Items listed in a dataset
◇ ◇ ◇ ◇ ◇

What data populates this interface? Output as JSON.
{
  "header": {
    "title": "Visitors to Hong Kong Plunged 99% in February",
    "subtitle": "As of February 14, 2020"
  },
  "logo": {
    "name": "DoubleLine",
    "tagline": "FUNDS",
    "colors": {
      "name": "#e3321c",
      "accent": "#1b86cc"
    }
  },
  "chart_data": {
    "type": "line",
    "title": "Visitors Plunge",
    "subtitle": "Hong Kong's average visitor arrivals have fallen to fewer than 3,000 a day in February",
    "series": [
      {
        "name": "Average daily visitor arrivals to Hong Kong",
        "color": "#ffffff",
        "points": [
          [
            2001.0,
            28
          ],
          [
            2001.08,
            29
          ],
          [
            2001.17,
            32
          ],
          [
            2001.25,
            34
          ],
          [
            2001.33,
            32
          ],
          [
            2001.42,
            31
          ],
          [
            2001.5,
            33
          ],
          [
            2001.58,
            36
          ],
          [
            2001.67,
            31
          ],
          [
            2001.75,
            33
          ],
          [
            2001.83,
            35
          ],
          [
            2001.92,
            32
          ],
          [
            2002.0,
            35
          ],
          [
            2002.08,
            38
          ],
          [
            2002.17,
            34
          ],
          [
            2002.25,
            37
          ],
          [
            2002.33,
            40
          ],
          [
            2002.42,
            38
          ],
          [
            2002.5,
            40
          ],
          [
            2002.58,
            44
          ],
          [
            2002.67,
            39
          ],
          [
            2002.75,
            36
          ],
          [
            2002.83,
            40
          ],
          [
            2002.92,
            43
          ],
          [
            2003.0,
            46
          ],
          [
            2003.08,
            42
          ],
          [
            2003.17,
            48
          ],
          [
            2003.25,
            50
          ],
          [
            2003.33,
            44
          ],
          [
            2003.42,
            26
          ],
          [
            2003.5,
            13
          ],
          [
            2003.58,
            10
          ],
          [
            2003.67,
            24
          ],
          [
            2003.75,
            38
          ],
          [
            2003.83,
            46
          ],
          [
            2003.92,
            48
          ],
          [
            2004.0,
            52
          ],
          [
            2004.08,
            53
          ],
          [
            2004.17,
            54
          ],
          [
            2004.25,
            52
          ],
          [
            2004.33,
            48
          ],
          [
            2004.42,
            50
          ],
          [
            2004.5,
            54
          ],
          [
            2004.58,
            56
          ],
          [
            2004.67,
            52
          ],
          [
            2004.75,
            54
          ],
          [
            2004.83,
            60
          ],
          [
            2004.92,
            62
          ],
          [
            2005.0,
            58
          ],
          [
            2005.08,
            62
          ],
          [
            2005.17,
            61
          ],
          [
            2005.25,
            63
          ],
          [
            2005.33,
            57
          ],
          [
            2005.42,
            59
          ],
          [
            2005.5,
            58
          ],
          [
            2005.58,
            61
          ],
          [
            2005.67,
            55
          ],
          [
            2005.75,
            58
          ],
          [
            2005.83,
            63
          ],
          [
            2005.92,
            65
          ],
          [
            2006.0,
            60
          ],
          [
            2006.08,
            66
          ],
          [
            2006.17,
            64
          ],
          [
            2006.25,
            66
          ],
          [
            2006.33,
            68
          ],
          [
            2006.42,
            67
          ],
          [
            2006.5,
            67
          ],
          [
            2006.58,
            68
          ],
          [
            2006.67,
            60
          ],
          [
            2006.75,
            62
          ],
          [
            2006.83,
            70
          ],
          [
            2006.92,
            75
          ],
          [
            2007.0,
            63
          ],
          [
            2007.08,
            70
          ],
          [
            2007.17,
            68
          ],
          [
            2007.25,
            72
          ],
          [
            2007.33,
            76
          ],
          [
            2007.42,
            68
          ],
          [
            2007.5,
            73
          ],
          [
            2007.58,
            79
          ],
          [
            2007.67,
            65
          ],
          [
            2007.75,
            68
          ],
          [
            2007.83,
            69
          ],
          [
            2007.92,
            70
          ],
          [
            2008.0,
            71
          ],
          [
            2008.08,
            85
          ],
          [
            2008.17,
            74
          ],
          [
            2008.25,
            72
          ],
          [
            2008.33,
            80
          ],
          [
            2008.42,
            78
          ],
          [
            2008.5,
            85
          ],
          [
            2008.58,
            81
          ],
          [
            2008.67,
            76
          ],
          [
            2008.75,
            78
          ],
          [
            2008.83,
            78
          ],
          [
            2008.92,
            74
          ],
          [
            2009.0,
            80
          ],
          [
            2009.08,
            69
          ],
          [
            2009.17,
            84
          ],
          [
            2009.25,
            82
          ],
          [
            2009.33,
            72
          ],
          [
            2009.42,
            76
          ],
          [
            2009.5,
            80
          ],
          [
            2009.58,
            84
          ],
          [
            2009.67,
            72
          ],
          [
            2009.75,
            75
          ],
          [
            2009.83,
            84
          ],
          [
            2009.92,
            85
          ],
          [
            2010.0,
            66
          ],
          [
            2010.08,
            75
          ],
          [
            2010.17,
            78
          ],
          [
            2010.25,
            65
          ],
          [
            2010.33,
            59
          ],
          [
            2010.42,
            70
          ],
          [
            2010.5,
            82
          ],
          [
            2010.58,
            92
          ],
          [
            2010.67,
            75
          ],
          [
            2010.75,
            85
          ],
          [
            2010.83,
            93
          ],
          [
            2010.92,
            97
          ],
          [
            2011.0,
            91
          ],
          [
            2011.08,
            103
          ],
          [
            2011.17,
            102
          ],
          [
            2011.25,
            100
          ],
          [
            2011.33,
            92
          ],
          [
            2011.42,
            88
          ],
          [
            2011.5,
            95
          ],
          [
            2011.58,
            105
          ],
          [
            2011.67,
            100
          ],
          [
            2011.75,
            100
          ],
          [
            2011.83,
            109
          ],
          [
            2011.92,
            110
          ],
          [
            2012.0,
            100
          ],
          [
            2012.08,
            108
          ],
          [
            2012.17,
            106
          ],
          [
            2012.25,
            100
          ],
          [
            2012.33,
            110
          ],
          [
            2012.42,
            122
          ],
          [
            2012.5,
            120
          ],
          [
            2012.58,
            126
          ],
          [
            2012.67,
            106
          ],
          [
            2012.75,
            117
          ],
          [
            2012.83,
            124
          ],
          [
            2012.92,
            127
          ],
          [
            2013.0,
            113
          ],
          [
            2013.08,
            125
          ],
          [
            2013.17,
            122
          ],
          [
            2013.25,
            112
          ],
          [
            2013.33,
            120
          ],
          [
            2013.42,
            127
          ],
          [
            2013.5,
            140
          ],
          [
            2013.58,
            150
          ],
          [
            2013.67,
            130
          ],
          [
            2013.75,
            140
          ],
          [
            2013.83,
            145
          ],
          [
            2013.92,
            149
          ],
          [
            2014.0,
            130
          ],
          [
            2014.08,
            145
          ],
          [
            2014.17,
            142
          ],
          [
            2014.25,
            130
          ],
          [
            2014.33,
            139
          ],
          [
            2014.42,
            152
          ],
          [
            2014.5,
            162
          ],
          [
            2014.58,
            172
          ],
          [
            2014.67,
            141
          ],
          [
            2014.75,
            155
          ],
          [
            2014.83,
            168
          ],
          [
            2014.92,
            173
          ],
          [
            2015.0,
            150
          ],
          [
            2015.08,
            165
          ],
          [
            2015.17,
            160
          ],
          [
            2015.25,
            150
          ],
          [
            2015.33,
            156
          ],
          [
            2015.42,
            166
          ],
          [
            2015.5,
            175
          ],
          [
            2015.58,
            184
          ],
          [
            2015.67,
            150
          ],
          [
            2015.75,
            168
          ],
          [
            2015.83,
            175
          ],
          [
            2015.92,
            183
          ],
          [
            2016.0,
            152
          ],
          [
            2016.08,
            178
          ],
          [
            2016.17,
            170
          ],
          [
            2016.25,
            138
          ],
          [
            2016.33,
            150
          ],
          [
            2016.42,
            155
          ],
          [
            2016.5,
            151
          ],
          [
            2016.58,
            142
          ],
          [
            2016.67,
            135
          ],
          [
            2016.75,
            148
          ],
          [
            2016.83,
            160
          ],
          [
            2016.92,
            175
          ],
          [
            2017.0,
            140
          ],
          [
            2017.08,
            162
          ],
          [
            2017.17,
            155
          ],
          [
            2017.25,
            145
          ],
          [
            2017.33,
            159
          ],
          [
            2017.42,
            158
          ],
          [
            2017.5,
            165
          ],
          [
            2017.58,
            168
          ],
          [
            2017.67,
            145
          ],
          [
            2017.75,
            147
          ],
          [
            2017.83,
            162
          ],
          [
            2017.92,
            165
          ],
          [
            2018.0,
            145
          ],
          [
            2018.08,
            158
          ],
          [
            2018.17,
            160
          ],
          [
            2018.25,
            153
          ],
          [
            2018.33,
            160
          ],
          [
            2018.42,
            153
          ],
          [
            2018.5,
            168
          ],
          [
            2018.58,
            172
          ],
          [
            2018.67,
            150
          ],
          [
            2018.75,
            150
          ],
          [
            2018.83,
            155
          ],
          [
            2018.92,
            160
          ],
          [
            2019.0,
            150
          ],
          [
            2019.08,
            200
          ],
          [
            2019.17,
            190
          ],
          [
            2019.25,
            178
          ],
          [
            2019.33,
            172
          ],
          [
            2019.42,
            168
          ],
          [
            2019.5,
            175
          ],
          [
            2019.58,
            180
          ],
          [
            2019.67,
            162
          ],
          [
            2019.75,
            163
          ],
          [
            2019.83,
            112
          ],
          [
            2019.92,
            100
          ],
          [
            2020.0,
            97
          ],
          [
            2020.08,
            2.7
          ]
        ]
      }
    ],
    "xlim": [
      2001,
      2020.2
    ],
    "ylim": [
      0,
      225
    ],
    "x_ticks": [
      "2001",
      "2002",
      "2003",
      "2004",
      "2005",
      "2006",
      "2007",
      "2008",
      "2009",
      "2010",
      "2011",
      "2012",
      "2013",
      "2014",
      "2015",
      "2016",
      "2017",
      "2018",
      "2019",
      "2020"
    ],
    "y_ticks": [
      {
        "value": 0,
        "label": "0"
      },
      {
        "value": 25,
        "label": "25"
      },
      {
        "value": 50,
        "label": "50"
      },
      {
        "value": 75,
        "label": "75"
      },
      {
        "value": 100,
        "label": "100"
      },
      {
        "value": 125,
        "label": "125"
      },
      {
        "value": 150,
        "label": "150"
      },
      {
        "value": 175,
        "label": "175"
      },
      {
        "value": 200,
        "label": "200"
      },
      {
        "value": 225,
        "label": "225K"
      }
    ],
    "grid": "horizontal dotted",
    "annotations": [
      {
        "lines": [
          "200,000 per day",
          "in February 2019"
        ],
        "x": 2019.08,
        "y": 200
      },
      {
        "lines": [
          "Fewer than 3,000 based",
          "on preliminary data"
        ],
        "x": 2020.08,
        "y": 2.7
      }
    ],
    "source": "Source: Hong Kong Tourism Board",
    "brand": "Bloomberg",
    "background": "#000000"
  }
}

◇ ◇ ◇ ◇ ◇

- **DO THIS**
Return every line containing "label".

- **FULL OUTPUT**
        "label": "0"
        "label": "25"
        "label": "50"
        "label": "75"
        "label": "100"
        "label": "125"
        "label": "150"
        "label": "175"
        "label": "200"
        "label": "225K"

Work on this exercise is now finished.